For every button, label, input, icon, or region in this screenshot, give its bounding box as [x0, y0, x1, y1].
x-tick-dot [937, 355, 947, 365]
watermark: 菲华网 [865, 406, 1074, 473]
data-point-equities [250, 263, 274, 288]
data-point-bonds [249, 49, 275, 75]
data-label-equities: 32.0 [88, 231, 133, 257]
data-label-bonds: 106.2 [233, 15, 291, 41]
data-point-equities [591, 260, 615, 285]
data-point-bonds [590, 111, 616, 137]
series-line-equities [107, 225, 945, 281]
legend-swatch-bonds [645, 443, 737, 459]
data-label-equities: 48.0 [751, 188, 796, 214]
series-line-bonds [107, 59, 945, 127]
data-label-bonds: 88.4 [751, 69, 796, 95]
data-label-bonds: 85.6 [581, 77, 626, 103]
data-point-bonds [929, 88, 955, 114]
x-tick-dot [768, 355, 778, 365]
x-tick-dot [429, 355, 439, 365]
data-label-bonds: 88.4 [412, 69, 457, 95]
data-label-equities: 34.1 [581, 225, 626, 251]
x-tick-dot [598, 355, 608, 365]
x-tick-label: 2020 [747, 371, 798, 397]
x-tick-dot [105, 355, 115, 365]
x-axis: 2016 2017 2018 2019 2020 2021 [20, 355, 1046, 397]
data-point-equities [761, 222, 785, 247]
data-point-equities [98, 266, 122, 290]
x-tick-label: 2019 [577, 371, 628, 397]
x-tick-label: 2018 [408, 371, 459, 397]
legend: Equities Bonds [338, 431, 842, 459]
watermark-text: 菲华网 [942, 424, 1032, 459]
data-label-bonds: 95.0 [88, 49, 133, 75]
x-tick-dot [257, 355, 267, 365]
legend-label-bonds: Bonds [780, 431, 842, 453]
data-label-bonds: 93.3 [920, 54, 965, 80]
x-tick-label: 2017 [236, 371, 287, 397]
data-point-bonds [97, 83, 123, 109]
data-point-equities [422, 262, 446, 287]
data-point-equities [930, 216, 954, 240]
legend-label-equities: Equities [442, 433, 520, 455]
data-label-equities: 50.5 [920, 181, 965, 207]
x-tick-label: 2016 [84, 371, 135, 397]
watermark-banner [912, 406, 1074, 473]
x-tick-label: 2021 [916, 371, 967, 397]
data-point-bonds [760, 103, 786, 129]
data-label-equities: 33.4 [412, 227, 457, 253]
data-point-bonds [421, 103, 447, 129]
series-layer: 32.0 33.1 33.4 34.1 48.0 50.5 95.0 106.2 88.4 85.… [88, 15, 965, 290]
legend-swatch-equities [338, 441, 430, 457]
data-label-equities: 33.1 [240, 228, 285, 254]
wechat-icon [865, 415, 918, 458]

★ ★ ★ ★ ★ ★ ★

**Set task:**
Format the lines from the first one through the one holding "x-tick-dot [429, 355, 439, 365]", inclusive, as a JSON list of strings with one string per line and blank lines left out.

**Full solution:**
[
  "For every button, label, input, icon, or region in this screenshot, give its bounding box as [x0, y0, x1, y1].",
  "x-tick-dot [937, 355, 947, 365]",
  "watermark: 菲华网 [865, 406, 1074, 473]",
  "data-point-equities [250, 263, 274, 288]",
  "data-point-bonds [249, 49, 275, 75]",
  "data-label-equities: 32.0 [88, 231, 133, 257]",
  "data-label-bonds: 106.2 [233, 15, 291, 41]",
  "data-point-equities [591, 260, 615, 285]",
  "data-point-bonds [590, 111, 616, 137]",
  "series-line-equities [107, 225, 945, 281]",
  "legend-swatch-bonds [645, 443, 737, 459]",
  "data-label-equities: 48.0 [751, 188, 796, 214]",
  "series-line-bonds [107, 59, 945, 127]",
  "data-label-bonds: 88.4 [751, 69, 796, 95]",
  "data-label-bonds: 85.6 [581, 77, 626, 103]",
  "data-point-bonds [929, 88, 955, 114]",
  "x-tick-dot [768, 355, 778, 365]",
  "x-tick-dot [429, 355, 439, 365]"
]